ENTRIES |
━━━

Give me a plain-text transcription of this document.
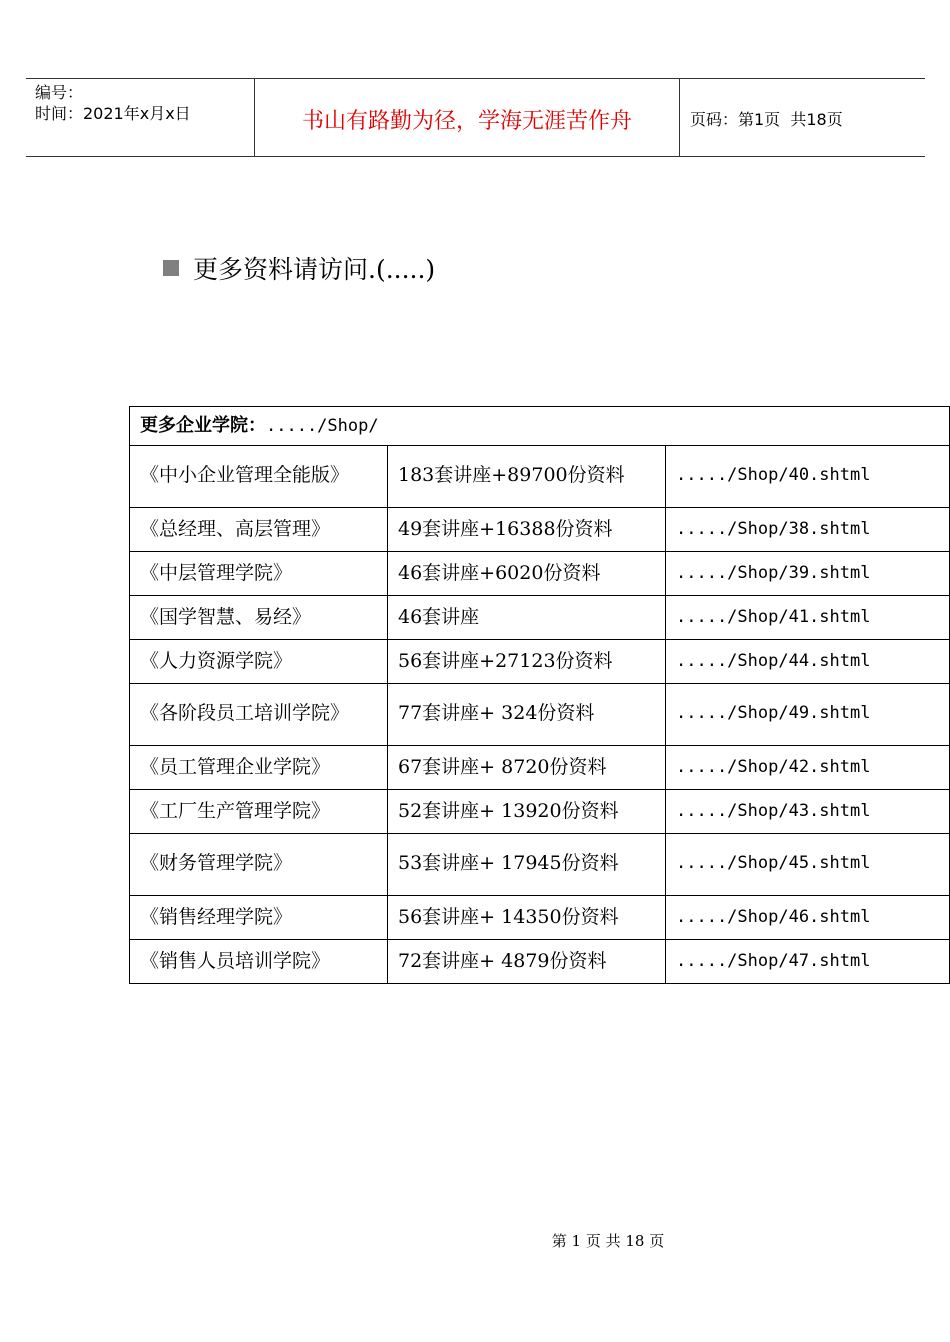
编号：
时间：2021年x月x日	书山有路勤为径，学海无涯苦作舟	页码：第1页  共18页
更多资料请访问.(.....)
更多企业学院：...../Shop/		
《中小企业管理全能版》	183套讲座+89700份资料	...../Shop/40.shtml
《总经理、高层管理》	49套讲座+16388份资料	...../Shop/38.shtml
《中层管理学院》	46套讲座+6020份资料	...../Shop/39.shtml
《国学智慧、易经》	46套讲座	...../Shop/41.shtml
《人力资源学院》	56套讲座+27123份资料	...../Shop/44.shtml
《各阶段员工培训学院》	77套讲座+ 324份资料	...../Shop/49.shtml
《员工管理企业学院》	67套讲座+ 8720份资料	...../Shop/42.shtml
《工厂生产管理学院》	52套讲座+ 13920份资料	...../Shop/43.shtml
《财务管理学院》	53套讲座+ 17945份资料	...../Shop/45.shtml
《销售经理学院》	56套讲座+ 14350份资料	...../Shop/46.shtml
《销售人员培训学院》	72套讲座+ 4879份资料	...../Shop/47.shtml
第 1 页 共 18 页
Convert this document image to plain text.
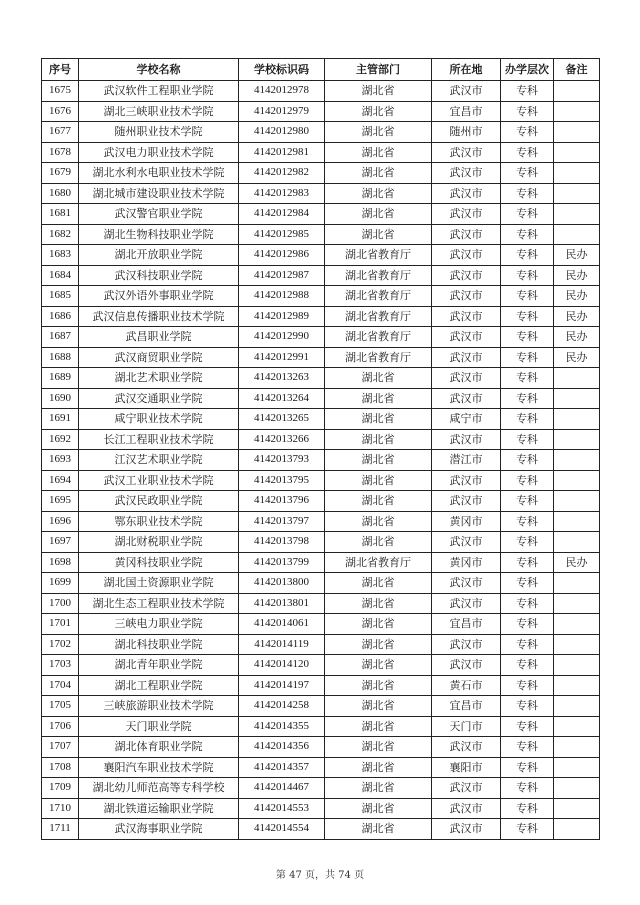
序号	学校名称	学校标识码	主管部门	所在地	办学层次	备注
1675	武汉软件工程职业学院	4142012978	湖北省	武汉市	专科	
1676	湖北三峡职业技术学院	4142012979	湖北省	宜昌市	专科	
1677	随州职业技术学院	4142012980	湖北省	随州市	专科	
1678	武汉电力职业技术学院	4142012981	湖北省	武汉市	专科	
1679	湖北水利水电职业技术学院	4142012982	湖北省	武汉市	专科	
1680	湖北城市建设职业技术学院	4142012983	湖北省	武汉市	专科	
1681	武汉警官职业学院	4142012984	湖北省	武汉市	专科	
1682	湖北生物科技职业学院	4142012985	湖北省	武汉市	专科	
1683	湖北开放职业学院	4142012986	湖北省教育厅	武汉市	专科	民办
1684	武汉科技职业学院	4142012987	湖北省教育厅	武汉市	专科	民办
1685	武汉外语外事职业学院	4142012988	湖北省教育厅	武汉市	专科	民办
1686	武汉信息传播职业技术学院	4142012989	湖北省教育厅	武汉市	专科	民办
1687	武昌职业学院	4142012990	湖北省教育厅	武汉市	专科	民办
1688	武汉商贸职业学院	4142012991	湖北省教育厅	武汉市	专科	民办
1689	湖北艺术职业学院	4142013263	湖北省	武汉市	专科	
1690	武汉交通职业学院	4142013264	湖北省	武汉市	专科	
1691	咸宁职业技术学院	4142013265	湖北省	咸宁市	专科	
1692	长江工程职业技术学院	4142013266	湖北省	武汉市	专科	
1693	江汉艺术职业学院	4142013793	湖北省	潜江市	专科	
1694	武汉工业职业技术学院	4142013795	湖北省	武汉市	专科	
1695	武汉民政职业学院	4142013796	湖北省	武汉市	专科	
1696	鄂东职业技术学院	4142013797	湖北省	黄冈市	专科	
1697	湖北财税职业学院	4142013798	湖北省	武汉市	专科	
1698	黄冈科技职业学院	4142013799	湖北省教育厅	黄冈市	专科	民办
1699	湖北国土资源职业学院	4142013800	湖北省	武汉市	专科	
1700	湖北生态工程职业技术学院	4142013801	湖北省	武汉市	专科	
1701	三峡电力职业学院	4142014061	湖北省	宜昌市	专科	
1702	湖北科技职业学院	4142014119	湖北省	武汉市	专科	
1703	湖北青年职业学院	4142014120	湖北省	武汉市	专科	
1704	湖北工程职业学院	4142014197	湖北省	黄石市	专科	
1705	三峡旅游职业技术学院	4142014258	湖北省	宜昌市	专科	
1706	天门职业学院	4142014355	湖北省	天门市	专科	
1707	湖北体育职业学院	4142014356	湖北省	武汉市	专科	
1708	襄阳汽车职业技术学院	4142014357	湖北省	襄阳市	专科	
1709	湖北幼儿师范高等专科学校	4142014467	湖北省	武汉市	专科	
1710	湖北铁道运输职业学院	4142014553	湖北省	武汉市	专科	
1711	武汉海事职业学院	4142014554	湖北省	武汉市	专科	
第 47 页，共 74 页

━━━

JOB | Find how many lines of the listing include the string "this" and give that number, nothing else.

EXPECTED ANSWER | 2